* **REQUEST**
Please count how many lines in the entries below contain the string "window", treating uppercase and lowercase as different, and reply with the number alone.

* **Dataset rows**
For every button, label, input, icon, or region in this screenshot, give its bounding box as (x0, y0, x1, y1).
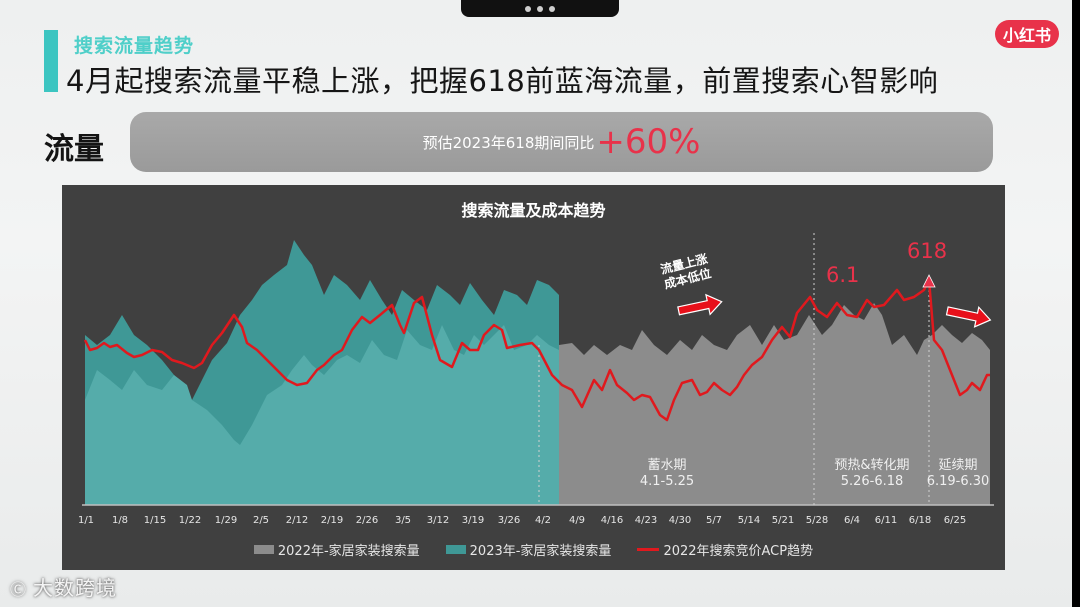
peak-label-61: 6.1 (826, 263, 860, 287)
window-notch[interactable] (461, 0, 619, 17)
chart-panel: 1/1 1/8 1/15 1/22 1/29 2/5 2/12 2/19 2/2… (62, 185, 1005, 570)
phase-label-storage: 蓄水期 4.1-5.25 (639, 458, 695, 489)
swatch-icon (445, 545, 466, 554)
legend-item-2023[interactable]: 2023年-家居家装搜索量 (445, 540, 611, 559)
brand-badge: 小红书 (995, 20, 1059, 48)
metric-value: +60% (596, 122, 701, 162)
x-tick: 5/28 (806, 515, 828, 526)
acp-line (83, 278, 990, 422)
swatch-icon (253, 545, 274, 554)
x-tick: 1/29 (215, 515, 237, 526)
logo-icon: Ⓒ (10, 580, 28, 599)
x-tick: 2/12 (286, 515, 308, 526)
watermark: Ⓒ 大数跨境 (10, 576, 118, 600)
phase-label-preheat: 预热&转化期 5.26-6.18 (834, 458, 910, 489)
x-tick: 5/14 (738, 515, 760, 526)
x-tick: 4/9 (569, 515, 585, 526)
chart-plot: 1/1 1/8 1/15 1/22 1/29 2/5 2/12 2/19 2/2… (78, 233, 994, 526)
x-tick: 2/26 (356, 515, 378, 526)
dot-icon (537, 5, 543, 12)
page-title: 4月起搜索流量平稳上涨，把握618前蓝海流量，前置搜索心智影响 (66, 64, 939, 98)
x-tick: 3/19 (462, 515, 484, 526)
x-tick: 1/22 (179, 515, 201, 526)
x-tick: 6/4 (844, 515, 860, 526)
x-tick: 5/7 (706, 515, 722, 526)
line-swatch-icon (637, 548, 660, 551)
x-tick: 4/30 (669, 515, 691, 526)
x-tick: 4/16 (601, 515, 623, 526)
metric-text: 预估2023年618期间同比 (422, 133, 595, 152)
x-tick: 3/5 (395, 515, 411, 526)
metric-pill: 预估2023年618期间同比 +60% (130, 112, 993, 172)
x-tick: 2/5 (253, 515, 269, 526)
x-tick: 5/21 (772, 515, 794, 526)
x-tick: 6/11 (875, 515, 897, 526)
x-tick: 4/2 (535, 515, 551, 526)
x-tick: 1/8 (112, 515, 128, 526)
x-tick: 2/19 (321, 515, 343, 526)
window-border (1072, 0, 1080, 607)
dot-icon (525, 5, 531, 12)
x-tick: 1/15 (144, 515, 166, 526)
x-tick: 6/18 (909, 515, 931, 526)
x-tick: 3/26 (498, 515, 520, 526)
marker-618-icon (922, 274, 936, 288)
metric-label: 流量 (44, 132, 104, 167)
phase-label-continue: 延续期 6.19-6.30 (926, 458, 990, 489)
x-tick: 4/23 (635, 515, 657, 526)
section-subtitle: 搜索流量趋势 (74, 35, 195, 57)
dot-icon (549, 5, 555, 12)
legend-item-acp[interactable]: 2022年搜索竞价ACP趋势 (637, 540, 813, 559)
x-tick: 3/12 (427, 515, 449, 526)
chart-legend: 2022年-家居家装搜索量 2023年-家居家装搜索量 2022年搜索竞价ACP… (62, 540, 1005, 559)
peak-label-618: 618 (907, 239, 948, 263)
callout-arrow-icon (677, 293, 723, 316)
accent-bar (44, 30, 58, 92)
x-tick: 6/25 (944, 515, 966, 526)
x-tick: 1/1 (78, 515, 94, 526)
continue-arrow-icon (945, 306, 992, 328)
x-ticks: 1/1 1/8 1/15 1/22 1/29 2/5 2/12 2/19 2/2… (78, 515, 966, 526)
chart-title: 搜索流量及成本趋势 (461, 201, 606, 220)
area-2023-lower (85, 325, 559, 505)
legend-item-2022[interactable]: 2022年-家居家装搜索量 (253, 540, 420, 559)
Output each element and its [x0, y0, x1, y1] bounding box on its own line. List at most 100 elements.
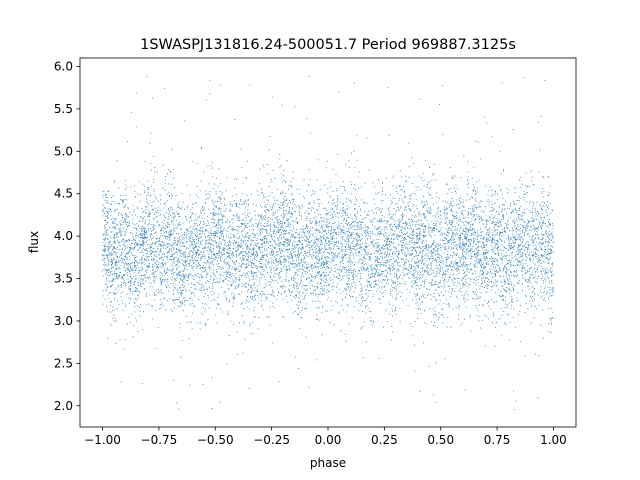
scatter-point	[330, 235, 332, 237]
scatter-point	[525, 256, 527, 258]
scatter-point	[298, 209, 300, 211]
scatter-point	[363, 232, 365, 234]
scatter-point	[521, 290, 523, 292]
scatter-point	[219, 258, 222, 260]
scatter-point	[128, 297, 130, 299]
scatter-point	[527, 185, 529, 187]
scatter-point	[503, 311, 505, 313]
scatter-point	[247, 262, 249, 264]
scatter-point	[528, 279, 531, 281]
scatter-point	[134, 254, 136, 256]
scatter-point	[133, 275, 135, 277]
scatter-point	[156, 245, 158, 247]
scatter-point	[406, 268, 408, 270]
scatter-point	[513, 243, 515, 245]
scatter-point	[474, 203, 476, 206]
scatter-point	[249, 236, 251, 238]
scatter-point	[306, 268, 308, 270]
scatter-point	[258, 280, 260, 282]
scatter-point	[112, 291, 114, 293]
scatter-point	[205, 246, 207, 248]
scatter-point	[385, 241, 387, 243]
scatter-point	[210, 238, 213, 240]
scatter-point	[308, 75, 310, 78]
scatter-point	[486, 252, 488, 254]
scatter-point	[154, 273, 156, 276]
scatter-point	[372, 232, 374, 234]
scatter-point	[506, 207, 509, 209]
scatter-point	[498, 267, 500, 269]
scatter-point	[481, 285, 483, 287]
scatter-point	[155, 256, 157, 258]
scatter-point	[417, 223, 419, 225]
scatter-point	[443, 279, 445, 282]
scatter-point	[511, 246, 513, 248]
scatter-point	[389, 231, 391, 233]
scatter-point	[342, 238, 344, 240]
scatter-point	[279, 276, 282, 278]
scatter-point	[344, 287, 346, 289]
scatter-point	[477, 187, 479, 189]
scatter-point	[149, 249, 152, 251]
scatter-point	[398, 251, 400, 253]
scatter-point	[387, 321, 389, 323]
scatter-point	[238, 263, 240, 265]
scatter-point	[431, 281, 433, 283]
scatter-point	[552, 286, 554, 288]
scatter-point	[481, 279, 483, 281]
scatter-point	[471, 229, 473, 232]
scatter-point	[442, 269, 444, 271]
scatter-point	[468, 238, 470, 240]
scatter-point	[283, 169, 285, 171]
scatter-point	[125, 253, 127, 255]
scatter-point	[477, 255, 479, 257]
scatter-point	[105, 290, 108, 292]
scatter-point	[128, 221, 130, 223]
scatter-point	[221, 311, 223, 313]
scatter-point	[334, 221, 336, 223]
scatter-point	[363, 321, 365, 324]
scatter-point	[541, 237, 544, 239]
scatter-point	[236, 246, 238, 248]
scatter-point	[425, 260, 427, 262]
scatter-point	[302, 229, 304, 231]
scatter-point	[355, 215, 357, 217]
scatter-point	[451, 228, 453, 230]
scatter-point	[274, 307, 276, 309]
scatter-point	[455, 244, 457, 246]
scatter-point	[477, 245, 479, 247]
scatter-point	[448, 291, 450, 293]
scatter-point	[109, 272, 111, 274]
scatter-point	[458, 266, 460, 268]
scatter-point	[330, 242, 332, 245]
scatter-point	[496, 249, 499, 251]
scatter-point	[196, 232, 198, 234]
scatter-point	[402, 247, 404, 249]
scatter-point	[479, 259, 481, 261]
scatter-point	[238, 248, 240, 250]
scatter-point	[291, 257, 294, 259]
scatter-point	[338, 248, 340, 250]
scatter-point	[433, 230, 436, 232]
scatter-point	[456, 212, 458, 214]
scatter-point	[408, 276, 410, 278]
scatter-point	[323, 289, 325, 291]
scatter-point	[192, 244, 194, 246]
scatter-point	[402, 252, 404, 254]
scatter-point	[198, 264, 201, 266]
scatter-point	[196, 186, 198, 188]
scatter-point	[513, 242, 515, 244]
scatter-point	[294, 281, 296, 283]
scatter-point	[315, 252, 317, 254]
scatter-point	[325, 232, 327, 235]
scatter-point	[203, 209, 205, 212]
scatter-point	[320, 258, 322, 260]
scatter-point	[466, 258, 468, 260]
scatter-point	[370, 241, 372, 243]
scatter-point	[228, 256, 230, 258]
scatter-point	[167, 284, 169, 286]
scatter-point	[175, 237, 177, 239]
scatter-point	[366, 298, 368, 300]
scatter-point	[230, 320, 232, 322]
scatter-point	[295, 295, 298, 297]
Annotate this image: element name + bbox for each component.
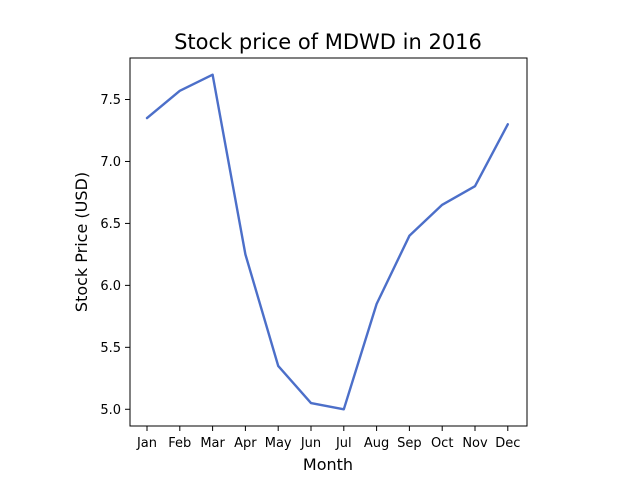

* **COMPLETE RESPONSE**
2